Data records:
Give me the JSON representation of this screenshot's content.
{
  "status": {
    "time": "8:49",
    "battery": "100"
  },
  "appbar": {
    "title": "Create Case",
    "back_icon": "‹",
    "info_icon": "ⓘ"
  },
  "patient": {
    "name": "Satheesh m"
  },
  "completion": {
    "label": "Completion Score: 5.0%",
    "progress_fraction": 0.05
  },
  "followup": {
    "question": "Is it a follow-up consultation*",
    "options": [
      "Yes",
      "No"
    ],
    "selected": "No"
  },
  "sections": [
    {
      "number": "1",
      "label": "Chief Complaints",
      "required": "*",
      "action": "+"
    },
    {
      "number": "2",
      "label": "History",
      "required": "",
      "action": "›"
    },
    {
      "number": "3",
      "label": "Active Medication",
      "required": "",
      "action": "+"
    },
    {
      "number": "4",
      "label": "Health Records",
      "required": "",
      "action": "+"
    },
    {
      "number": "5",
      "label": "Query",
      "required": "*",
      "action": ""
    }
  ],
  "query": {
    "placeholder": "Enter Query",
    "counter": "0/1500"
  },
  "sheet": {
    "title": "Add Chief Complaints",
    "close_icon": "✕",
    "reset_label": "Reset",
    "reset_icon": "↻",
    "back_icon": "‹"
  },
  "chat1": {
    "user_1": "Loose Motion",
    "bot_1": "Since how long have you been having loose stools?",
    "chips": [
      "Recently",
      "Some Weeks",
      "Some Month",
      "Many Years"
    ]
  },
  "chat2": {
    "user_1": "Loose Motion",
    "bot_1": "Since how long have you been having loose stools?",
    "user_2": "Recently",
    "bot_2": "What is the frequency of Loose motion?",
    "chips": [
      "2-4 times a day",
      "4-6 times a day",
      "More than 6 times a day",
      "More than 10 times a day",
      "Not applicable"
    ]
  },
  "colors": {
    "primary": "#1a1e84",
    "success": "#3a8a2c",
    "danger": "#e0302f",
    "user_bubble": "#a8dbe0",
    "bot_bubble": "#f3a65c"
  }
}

GOAL
Search the entries for the word "Complaints" and gather every line where it appears.

CORRECT RESULT
      "label": "Chief Complaints",
    "title": "Add Chief Complaints",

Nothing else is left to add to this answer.